▸ Dataset excerpts
== == ==

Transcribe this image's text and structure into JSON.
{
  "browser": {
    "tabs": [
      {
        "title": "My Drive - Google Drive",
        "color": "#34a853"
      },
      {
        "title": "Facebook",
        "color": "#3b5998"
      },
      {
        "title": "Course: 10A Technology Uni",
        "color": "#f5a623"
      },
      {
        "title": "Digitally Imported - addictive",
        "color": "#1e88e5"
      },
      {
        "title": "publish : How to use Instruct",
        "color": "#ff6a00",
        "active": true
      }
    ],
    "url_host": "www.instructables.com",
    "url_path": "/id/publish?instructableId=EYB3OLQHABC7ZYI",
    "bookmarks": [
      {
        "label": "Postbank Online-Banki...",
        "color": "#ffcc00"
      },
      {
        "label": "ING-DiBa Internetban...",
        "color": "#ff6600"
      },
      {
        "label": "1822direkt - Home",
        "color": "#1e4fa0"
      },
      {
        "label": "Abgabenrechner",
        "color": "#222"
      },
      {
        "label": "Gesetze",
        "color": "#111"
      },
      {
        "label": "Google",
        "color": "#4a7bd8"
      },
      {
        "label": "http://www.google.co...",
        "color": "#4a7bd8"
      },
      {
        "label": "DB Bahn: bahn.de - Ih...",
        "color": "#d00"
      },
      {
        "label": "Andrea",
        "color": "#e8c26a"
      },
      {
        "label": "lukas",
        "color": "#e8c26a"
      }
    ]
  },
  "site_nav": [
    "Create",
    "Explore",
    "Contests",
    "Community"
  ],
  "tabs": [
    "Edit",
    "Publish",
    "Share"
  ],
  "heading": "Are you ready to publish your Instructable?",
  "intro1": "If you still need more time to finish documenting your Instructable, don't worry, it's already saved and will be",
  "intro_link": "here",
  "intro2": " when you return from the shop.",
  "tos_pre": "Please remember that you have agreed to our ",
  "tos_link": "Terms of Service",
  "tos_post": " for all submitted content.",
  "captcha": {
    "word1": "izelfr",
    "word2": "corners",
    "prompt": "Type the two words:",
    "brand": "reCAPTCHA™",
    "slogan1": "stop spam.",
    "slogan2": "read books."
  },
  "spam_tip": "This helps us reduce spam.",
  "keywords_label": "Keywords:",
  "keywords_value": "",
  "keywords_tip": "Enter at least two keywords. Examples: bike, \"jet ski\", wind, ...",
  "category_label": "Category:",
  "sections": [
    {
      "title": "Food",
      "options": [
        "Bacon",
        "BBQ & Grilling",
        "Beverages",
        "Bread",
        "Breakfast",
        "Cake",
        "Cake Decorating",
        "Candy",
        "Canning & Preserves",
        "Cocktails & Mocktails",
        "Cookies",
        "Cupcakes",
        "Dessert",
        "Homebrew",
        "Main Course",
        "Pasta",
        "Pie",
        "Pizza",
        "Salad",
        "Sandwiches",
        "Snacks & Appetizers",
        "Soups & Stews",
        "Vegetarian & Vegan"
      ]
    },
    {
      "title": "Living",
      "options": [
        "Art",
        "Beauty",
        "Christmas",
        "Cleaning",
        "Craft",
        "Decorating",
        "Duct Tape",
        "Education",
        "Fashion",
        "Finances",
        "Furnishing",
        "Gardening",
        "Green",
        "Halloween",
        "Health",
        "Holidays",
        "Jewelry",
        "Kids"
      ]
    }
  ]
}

== == ==

▸ Exercise objective
Take every line from the records above that has the word "Course" and copy it.

▸ Result
        "title": "Course: 10A Technology Uni",
        "Main Course",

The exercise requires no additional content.